Your task → Send back the entries below exactly as they appear.

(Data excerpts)
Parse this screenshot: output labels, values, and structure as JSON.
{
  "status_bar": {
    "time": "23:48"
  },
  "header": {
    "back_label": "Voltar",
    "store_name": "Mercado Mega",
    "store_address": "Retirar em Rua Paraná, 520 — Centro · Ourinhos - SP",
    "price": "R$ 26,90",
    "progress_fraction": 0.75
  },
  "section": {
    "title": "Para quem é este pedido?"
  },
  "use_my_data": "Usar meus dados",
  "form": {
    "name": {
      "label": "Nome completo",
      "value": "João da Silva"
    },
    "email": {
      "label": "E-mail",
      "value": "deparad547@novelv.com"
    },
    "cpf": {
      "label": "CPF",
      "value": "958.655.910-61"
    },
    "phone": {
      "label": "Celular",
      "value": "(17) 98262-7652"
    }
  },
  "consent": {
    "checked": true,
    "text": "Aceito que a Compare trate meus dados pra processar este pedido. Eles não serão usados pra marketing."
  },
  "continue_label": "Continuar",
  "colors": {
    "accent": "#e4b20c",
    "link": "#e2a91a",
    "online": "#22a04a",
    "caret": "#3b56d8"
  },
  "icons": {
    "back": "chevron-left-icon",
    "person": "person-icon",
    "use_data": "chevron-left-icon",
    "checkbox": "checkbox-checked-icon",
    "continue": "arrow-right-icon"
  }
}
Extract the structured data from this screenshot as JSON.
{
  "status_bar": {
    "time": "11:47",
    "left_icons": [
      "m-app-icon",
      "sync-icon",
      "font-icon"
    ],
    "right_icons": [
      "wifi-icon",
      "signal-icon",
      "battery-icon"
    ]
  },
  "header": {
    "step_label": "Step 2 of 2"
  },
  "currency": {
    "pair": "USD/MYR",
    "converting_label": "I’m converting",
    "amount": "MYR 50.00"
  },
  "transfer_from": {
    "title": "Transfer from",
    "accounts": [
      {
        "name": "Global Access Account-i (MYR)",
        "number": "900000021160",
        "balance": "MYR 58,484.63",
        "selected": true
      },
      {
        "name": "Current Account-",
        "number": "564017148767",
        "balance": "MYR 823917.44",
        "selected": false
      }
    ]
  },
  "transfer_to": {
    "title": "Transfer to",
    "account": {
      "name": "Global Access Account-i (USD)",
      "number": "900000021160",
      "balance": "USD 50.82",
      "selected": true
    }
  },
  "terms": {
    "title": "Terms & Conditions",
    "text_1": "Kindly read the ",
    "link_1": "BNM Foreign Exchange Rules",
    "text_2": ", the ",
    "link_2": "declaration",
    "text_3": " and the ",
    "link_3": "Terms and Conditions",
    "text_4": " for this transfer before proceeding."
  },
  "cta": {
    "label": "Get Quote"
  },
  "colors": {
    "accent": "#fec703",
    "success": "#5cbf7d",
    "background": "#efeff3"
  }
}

Exercise solution →
Parse this screenshot: output labels, values, and structure as JSON.
{
  "status_bar": {
    "time": "23:48"
  },
  "header": {
    "back_label": "Voltar",
    "store_name": "Mercado Mega",
    "store_address": "Retirar em Rua Paraná, 520 — Centro · Ourinhos - SP",
    "price": "R$ 26,90",
    "progress_fraction": 0.75
  },
  "section": {
    "title": "Para quem é este pedido?"
  },
  "use_my_data": "Usar meus dados",
  "form": {
    "name": {
      "label": "Nome completo",
      "value": "João da Silva"
    },
    "email": {
      "label": "E-mail",
      "value": "deparad547@novelv.com"
    },
    "cpf": {
      "label": "CPF",
      "value": "958.655.910-61"
    },
    "phone": {
      "label": "Celular",
      "value": "(17) 98262-7652"
    }
  },
  "consent": {
    "checked": true,
    "text": "Aceito que a Compare trate meus dados pra processar este pedido. Eles não serão usados pra marketing."
  },
  "continue_label": "Continuar",
  "colors": {
    "accent": "#e4b20c",
    "link": "#e2a91a",
    "online": "#22a04a",
    "caret": "#3b56d8"
  },
  "icons": {
    "back": "chevron-left-icon",
    "person": "person-icon",
    "use_data": "chevron-left-icon",
    "checkbox": "checkbox-checked-icon",
    "continue": "arrow-right-icon"
  }
}
Extract the structured data from this screenshot as JSON.
{
  "status_bar": {
    "time": "11:47",
    "left_icons": [
      "m-app-icon",
      "sync-icon",
      "font-icon"
    ],
    "right_icons": [
      "wifi-icon",
      "signal-icon",
      "battery-icon"
    ]
  },
  "header": {
    "step_label": "Step 2 of 2"
  },
  "currency": {
    "pair": "USD/MYR",
    "converting_label": "I’m converting",
    "amount": "MYR 50.00"
  },
  "transfer_from": {
    "title": "Transfer from",
    "accounts": [
      {
        "name": "Global Access Account-i (MYR)",
        "number": "900000021160",
        "balance": "MYR 58,484.63",
        "selected": true
      },
      {
        "name": "Current Account-",
        "number": "564017148767",
        "balance": "MYR 823917.44",
        "selected": false
      }
    ]
  },
  "transfer_to": {
    "title": "Transfer to",
    "account": {
      "name": "Global Access Account-i (USD)",
      "number": "900000021160",
      "balance": "USD 50.82",
      "selected": true
    }
  },
  "terms": {
    "title": "Terms & Conditions",
    "text_1": "Kindly read the ",
    "link_1": "BNM Foreign Exchange Rules",
    "text_2": ", the ",
    "link_2": "declaration",
    "text_3": " and the ",
    "link_3": "Terms and Conditions",
    "text_4": " for this transfer before proceeding."
  },
  "cta": {
    "label": "Get Quote"
  },
  "colors": {
    "accent": "#fec703",
    "success": "#5cbf7d",
    "background": "#efeff3"
  }
}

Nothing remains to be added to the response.